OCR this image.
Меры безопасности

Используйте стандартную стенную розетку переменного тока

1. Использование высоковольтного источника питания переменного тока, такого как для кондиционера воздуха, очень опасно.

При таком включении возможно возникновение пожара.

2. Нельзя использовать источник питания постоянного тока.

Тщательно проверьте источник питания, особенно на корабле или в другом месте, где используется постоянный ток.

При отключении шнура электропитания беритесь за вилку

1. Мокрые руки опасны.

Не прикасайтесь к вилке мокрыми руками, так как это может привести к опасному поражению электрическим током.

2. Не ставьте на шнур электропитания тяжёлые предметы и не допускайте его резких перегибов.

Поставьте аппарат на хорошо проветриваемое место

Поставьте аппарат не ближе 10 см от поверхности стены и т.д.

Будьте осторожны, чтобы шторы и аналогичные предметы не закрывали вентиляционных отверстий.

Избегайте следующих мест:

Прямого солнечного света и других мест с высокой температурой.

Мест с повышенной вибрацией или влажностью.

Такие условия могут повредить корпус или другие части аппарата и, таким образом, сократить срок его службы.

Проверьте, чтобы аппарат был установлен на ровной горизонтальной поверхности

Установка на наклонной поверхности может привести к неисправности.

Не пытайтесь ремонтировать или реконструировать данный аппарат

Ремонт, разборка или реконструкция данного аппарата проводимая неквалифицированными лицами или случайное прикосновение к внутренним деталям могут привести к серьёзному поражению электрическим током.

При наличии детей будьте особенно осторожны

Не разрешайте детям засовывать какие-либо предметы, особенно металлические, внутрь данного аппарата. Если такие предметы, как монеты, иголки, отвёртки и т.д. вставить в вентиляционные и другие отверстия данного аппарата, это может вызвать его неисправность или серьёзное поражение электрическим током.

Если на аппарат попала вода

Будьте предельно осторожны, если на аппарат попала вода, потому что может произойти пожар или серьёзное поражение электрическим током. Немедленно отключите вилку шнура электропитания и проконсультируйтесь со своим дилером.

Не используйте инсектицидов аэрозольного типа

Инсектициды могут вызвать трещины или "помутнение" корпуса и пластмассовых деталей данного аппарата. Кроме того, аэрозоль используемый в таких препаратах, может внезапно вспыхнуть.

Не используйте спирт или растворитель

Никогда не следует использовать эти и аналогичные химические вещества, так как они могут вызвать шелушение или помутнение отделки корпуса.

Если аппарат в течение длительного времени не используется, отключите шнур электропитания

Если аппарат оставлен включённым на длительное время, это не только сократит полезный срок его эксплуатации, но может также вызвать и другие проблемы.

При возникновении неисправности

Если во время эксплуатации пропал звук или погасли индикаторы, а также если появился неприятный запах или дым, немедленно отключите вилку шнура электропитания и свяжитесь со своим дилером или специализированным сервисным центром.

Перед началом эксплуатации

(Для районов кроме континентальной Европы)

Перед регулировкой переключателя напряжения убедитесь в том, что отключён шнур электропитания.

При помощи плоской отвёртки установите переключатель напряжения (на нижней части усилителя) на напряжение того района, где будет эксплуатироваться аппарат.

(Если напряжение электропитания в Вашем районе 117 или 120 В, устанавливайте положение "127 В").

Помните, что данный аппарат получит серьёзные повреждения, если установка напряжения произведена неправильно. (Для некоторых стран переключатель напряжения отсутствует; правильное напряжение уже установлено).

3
================================
▸ What is being asked:
Copy all of the material word for word.

▸ Final result:
OCR this image.
Меры безопасности

Используйте стандартную стенную розетку переменного тока

1. Использование высоковольтного источника питания переменного тока, такого как для кондиционера воздуха, очень опасно.

При таком включении возможно возникновение пожара.

2. Нельзя использовать источник питания постоянного тока.

Тщательно проверьте источник питания, особенно на корабле или в другом месте, где используется постоянный ток.

При отключении шнура электропитания беритесь за вилку

1. Мокрые руки опасны.

Не прикасайтесь к вилке мокрыми руками, так как это может привести к опасному поражению электрическим током.

2. Не ставьте на шнур электропитания тяжёлые предметы и не допускайте его резких перегибов.

Поставьте аппарат на хорошо проветриваемое место

Поставьте аппарат не ближе 10 см от поверхности стены и т.д.

Будьте осторожны, чтобы шторы и аналогичные предметы не закрывали вентиляционных отверстий.

Избегайте следующих мест:

Прямого солнечного света и других мест с высокой температурой.

Мест с повышенной вибрацией или влажностью.

Такие условия могут повредить корпус или другие части аппарата и, таким образом, сократить срок его службы.

Проверьте, чтобы аппарат был установлен на ровной горизонтальной поверхности

Установка на наклонной поверхности может привести к неисправности.

Не пытайтесь ремонтировать или реконструировать данный аппарат

Ремонт, разборка или реконструкция данного аппарата проводимая неквалифицированными лицами или случайное прикосновение к внутренним деталям могут привести к серьёзному поражению электрическим током.

При наличии детей будьте особенно осторожны

Не разрешайте детям засовывать какие-либо предметы, особенно металлические, внутрь данного аппарата. Если такие предметы, как монеты, иголки, отвёртки и т.д. вставить в вентиляционные и другие отверстия данного аппарата, это может вызвать его неисправность или серьёзное поражение электрическим током.

Если на аппарат попала вода

Будьте предельно осторожны, если на аппарат попала вода, потому что может произойти пожар или серьёзное поражение электрическим током. Немедленно отключите вилку шнура электропитания и проконсультируйтесь со своим дилером.

Не используйте инсектицидов аэрозольного типа

Инсектициды могут вызвать трещины или "помутнение" корпуса и пластмассовых деталей данного аппарата. Кроме того, аэрозоль используемый в таких препаратах, может внезапно вспыхнуть.

Не используйте спирт или растворитель

Никогда не следует использовать эти и аналогичные химические вещества, так как они могут вызвать шелушение или помутнение отделки корпуса.

Если аппарат в течение длительного времени не используется, отключите шнур электропитания

Если аппарат оставлен включённым на длительное время, это не только сократит полезный срок его эксплуатации, но может также вызвать и другие проблемы.

При возникновении неисправности

Если во время эксплуатации пропал звук или погасли индикаторы, а также если появился неприятный запах или дым, немедленно отключите вилку шнура электропитания и свяжитесь со своим дилером или специализированным сервисным центром.

Перед началом эксплуатации

(Для районов кроме континентальной Европы)

Перед регулировкой переключателя напряжения убедитесь в том, что отключён шнур электропитания.

При помощи плоской отвёртки установите переключатель напряжения (на нижней части усилителя) на напряжение того района, где будет эксплуатироваться аппарат.

(Если напряжение электропитания в Вашем районе 117 или 120 В, устанавливайте положение "127 В").

Помните, что данный аппарат получит серьёзные повреждения, если установка напряжения произведена неправильно. (Для некоторых стран переключатель напряжения отсутствует; правильное напряжение уже установлено).

3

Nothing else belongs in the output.